• _WHAT THE TASK REQUIRES_:
The records that follow need to be output exactly as they are.

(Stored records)

--- start ---

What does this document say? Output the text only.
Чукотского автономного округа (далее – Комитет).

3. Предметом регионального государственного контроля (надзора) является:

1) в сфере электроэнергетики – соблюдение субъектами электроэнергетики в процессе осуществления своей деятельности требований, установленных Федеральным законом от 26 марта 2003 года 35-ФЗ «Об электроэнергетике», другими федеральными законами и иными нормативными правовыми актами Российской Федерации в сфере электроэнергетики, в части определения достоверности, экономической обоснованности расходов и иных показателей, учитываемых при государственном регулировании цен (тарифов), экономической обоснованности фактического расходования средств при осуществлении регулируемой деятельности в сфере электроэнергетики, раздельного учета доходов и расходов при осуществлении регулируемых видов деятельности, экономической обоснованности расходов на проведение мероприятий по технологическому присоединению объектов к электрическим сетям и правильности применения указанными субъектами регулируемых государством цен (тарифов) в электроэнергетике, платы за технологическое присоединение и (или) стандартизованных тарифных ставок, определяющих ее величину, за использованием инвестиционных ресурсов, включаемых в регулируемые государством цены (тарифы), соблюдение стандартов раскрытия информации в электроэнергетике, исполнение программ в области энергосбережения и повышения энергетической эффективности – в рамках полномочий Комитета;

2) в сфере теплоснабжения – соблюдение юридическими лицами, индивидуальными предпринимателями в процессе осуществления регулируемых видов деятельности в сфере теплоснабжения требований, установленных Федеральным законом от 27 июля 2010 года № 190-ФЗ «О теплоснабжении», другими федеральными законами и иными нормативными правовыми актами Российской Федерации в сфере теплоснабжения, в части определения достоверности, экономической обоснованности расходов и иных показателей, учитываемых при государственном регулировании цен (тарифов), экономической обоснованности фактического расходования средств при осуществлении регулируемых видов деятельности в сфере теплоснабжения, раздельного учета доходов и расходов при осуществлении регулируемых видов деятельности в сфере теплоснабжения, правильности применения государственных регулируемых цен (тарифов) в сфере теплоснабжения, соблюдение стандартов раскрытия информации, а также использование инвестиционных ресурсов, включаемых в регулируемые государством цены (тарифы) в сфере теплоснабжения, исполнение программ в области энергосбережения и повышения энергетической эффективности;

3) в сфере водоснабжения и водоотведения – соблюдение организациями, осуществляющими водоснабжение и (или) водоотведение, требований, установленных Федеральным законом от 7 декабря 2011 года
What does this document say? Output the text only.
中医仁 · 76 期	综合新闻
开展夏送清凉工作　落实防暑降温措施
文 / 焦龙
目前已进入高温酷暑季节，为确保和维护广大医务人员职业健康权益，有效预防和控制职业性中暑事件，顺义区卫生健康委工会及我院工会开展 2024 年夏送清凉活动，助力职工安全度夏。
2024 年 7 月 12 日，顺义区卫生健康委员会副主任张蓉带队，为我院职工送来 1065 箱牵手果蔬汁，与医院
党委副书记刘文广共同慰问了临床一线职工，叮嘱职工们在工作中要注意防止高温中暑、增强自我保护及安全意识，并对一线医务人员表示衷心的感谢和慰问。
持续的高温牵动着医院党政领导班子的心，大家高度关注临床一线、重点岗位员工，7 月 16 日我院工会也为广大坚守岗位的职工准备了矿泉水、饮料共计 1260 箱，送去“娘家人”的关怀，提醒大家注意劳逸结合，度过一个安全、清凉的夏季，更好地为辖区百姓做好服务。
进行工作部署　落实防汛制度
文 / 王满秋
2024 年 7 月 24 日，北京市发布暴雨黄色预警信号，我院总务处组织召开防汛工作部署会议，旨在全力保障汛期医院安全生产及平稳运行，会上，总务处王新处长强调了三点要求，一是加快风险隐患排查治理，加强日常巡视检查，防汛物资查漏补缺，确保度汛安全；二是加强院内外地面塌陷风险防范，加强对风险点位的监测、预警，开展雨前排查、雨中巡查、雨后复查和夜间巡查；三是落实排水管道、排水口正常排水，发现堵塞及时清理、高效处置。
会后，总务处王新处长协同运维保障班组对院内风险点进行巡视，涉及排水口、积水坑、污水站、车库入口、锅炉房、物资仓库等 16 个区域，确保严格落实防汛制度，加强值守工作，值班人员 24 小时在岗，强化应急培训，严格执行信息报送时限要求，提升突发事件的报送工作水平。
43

--- end ---

• _EXERCISE RESULT_:
What does this document say? Output the text only.
Чукотского автономного округа (далее – Комитет).

3. Предметом регионального государственного контроля (надзора) является:

1) в сфере электроэнергетики – соблюдение субъектами электроэнергетики в процессе осуществления своей деятельности требований, установленных Федеральным законом от 26 марта 2003 года 35-ФЗ «Об электроэнергетике», другими федеральными законами и иными нормативными правовыми актами Российской Федерации в сфере электроэнергетики, в части определения достоверности, экономической обоснованности расходов и иных показателей, учитываемых при государственном регулировании цен (тарифов), экономической обоснованности фактического расходования средств при осуществлении регулируемой деятельности в сфере электроэнергетики, раздельного учета доходов и расходов при осуществлении регулируемых видов деятельности, экономической обоснованности расходов на проведение мероприятий по технологическому присоединению объектов к электрическим сетям и правильности применения указанными субъектами регулируемых государством цен (тарифов) в электроэнергетике, платы за технологическое присоединение и (или) стандартизованных тарифных ставок, определяющих ее величину, за использованием инвестиционных ресурсов, включаемых в регулируемые государством цены (тарифы), соблюдение стандартов раскрытия информации в электроэнергетике, исполнение программ в области энергосбережения и повышения энергетической эффективности – в рамках полномочий Комитета;

2) в сфере теплоснабжения – соблюдение юридическими лицами, индивидуальными предпринимателями в процессе осуществления регулируемых видов деятельности в сфере теплоснабжения требований, установленных Федеральным законом от 27 июля 2010 года № 190-ФЗ «О теплоснабжении», другими федеральными законами и иными нормативными правовыми актами Российской Федерации в сфере теплоснабжения, в части определения достоверности, экономической обоснованности расходов и иных показателей, учитываемых при государственном регулировании цен (тарифов), экономической обоснованности фактического расходования средств при осуществлении регулируемых видов деятельности в сфере теплоснабжения, раздельного учета доходов и расходов при осуществлении регулируемых видов деятельности в сфере теплоснабжения, правильности применения государственных регулируемых цен (тарифов) в сфере теплоснабжения, соблюдение стандартов раскрытия информации, а также использование инвестиционных ресурсов, включаемых в регулируемые государством цены (тарифы) в сфере теплоснабжения, исполнение программ в области энергосбережения и повышения энергетической эффективности;

3) в сфере водоснабжения и водоотведения – соблюдение организациями, осуществляющими водоснабжение и (или) водоотведение, требований, установленных Федеральным законом от 7 декабря 2011 года
What does this document say? Output the text only.
中医仁 · 76 期	综合新闻
开展夏送清凉工作　落实防暑降温措施
文 / 焦龙
目前已进入高温酷暑季节，为确保和维护广大医务人员职业健康权益，有效预防和控制职业性中暑事件，顺义区卫生健康委工会及我院工会开展 2024 年夏送清凉活动，助力职工安全度夏。
2024 年 7 月 12 日，顺义区卫生健康委员会副主任张蓉带队，为我院职工送来 1065 箱牵手果蔬汁，与医院
党委副书记刘文广共同慰问了临床一线职工，叮嘱职工们在工作中要注意防止高温中暑、增强自我保护及安全意识，并对一线医务人员表示衷心的感谢和慰问。
持续的高温牵动着医院党政领导班子的心，大家高度关注临床一线、重点岗位员工，7 月 16 日我院工会也为广大坚守岗位的职工准备了矿泉水、饮料共计 1260 箱，送去“娘家人”的关怀，提醒大家注意劳逸结合，度过一个安全、清凉的夏季，更好地为辖区百姓做好服务。
进行工作部署　落实防汛制度
文 / 王满秋
2024 年 7 月 24 日，北京市发布暴雨黄色预警信号，我院总务处组织召开防汛工作部署会议，旨在全力保障汛期医院安全生产及平稳运行，会上，总务处王新处长强调了三点要求，一是加快风险隐患排查治理，加强日常巡视检查，防汛物资查漏补缺，确保度汛安全；二是加强院内外地面塌陷风险防范，加强对风险点位的监测、预警，开展雨前排查、雨中巡查、雨后复查和夜间巡查；三是落实排水管道、排水口正常排水，发现堵塞及时清理、高效处置。
会后，总务处王新处长协同运维保障班组对院内风险点进行巡视，涉及排水口、积水坑、污水站、车库入口、锅炉房、物资仓库等 16 个区域，确保严格落实防汛制度，加强值守工作，值班人员 24 小时在岗，强化应急培训，严格执行信息报送时限要求，提升突发事件的报送工作水平。
43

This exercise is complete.